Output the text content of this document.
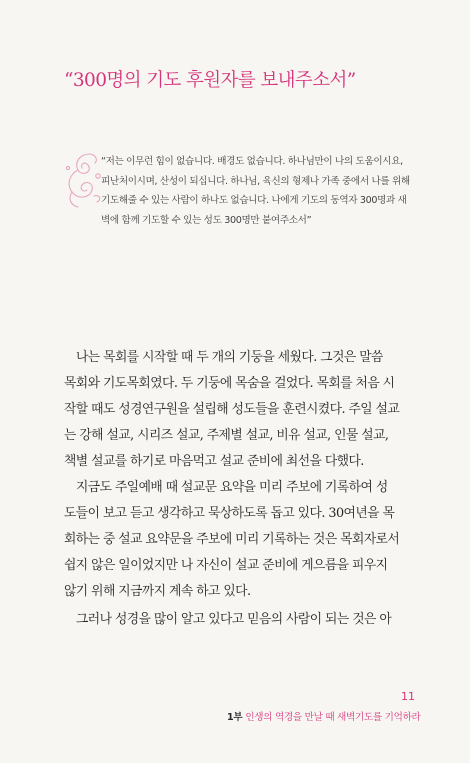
“300명의 기도 후원자를 보내주소서”
“저는 이무런 힘이 없습니다. 배경도 없습니다. 하나님만이 나의 도움이시요,
피난처이시며, 산성이 되십니다. 하나님, 육신의 형제나 가족 중에서 나를 위해
기도해줄 수 있는 사람이 하나도 없습니다. 나에게 기도의 동역자 300명과 새
벽에 함께 기도할 수 있는 성도 300명만 붙여주소서”
나는 목회를 시작할 때 두 개의 기둥을 세웠다. 그것은 말씀
목회와 기도목회였다. 두 기둥에 목숨을 걸었다. 목회를 처음 시
작할 때도 성경연구원을 설립해 성도들을 훈련시켰다. 주일 설교
는 강해 설교, 시리즈 설교, 주제별 설교, 비유 설교, 인물 설교,
책별 설교를 하기로 마음먹고 설교 준비에 최선을 다했다.
지금도 주일예배 때 설교문 요약을 미리 주보에 기록하여 성
도들이 보고 듣고 생각하고 묵상하도록 돕고 있다. 30여년을 목
회하는 중 설교 요약문을 주보에 미리 기록하는 것은 목회자로서
쉽지 않은 일이었지만 나 자신이 설교 준비에 게으름을 피우지
않기 위해 지금까지 계속 하고 있다.
그러나 성경을 많이 알고 있다고 믿음의 사람이 되는 것은 아
11
1부 인생의 역경을 만날 때 새벽기도를 기억하라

·····

**Written exercise:**
Copy, from the material above, each line in which the string "없습니다" occurs.

**Final result:**
“저는 이무런 힘이 없습니다. 배경도 없습니다. 하나님만이 나의 도움이시요,
기도해줄 수 있는 사람이 하나도 없습니다. 나에게 기도의 동역자 300명과 새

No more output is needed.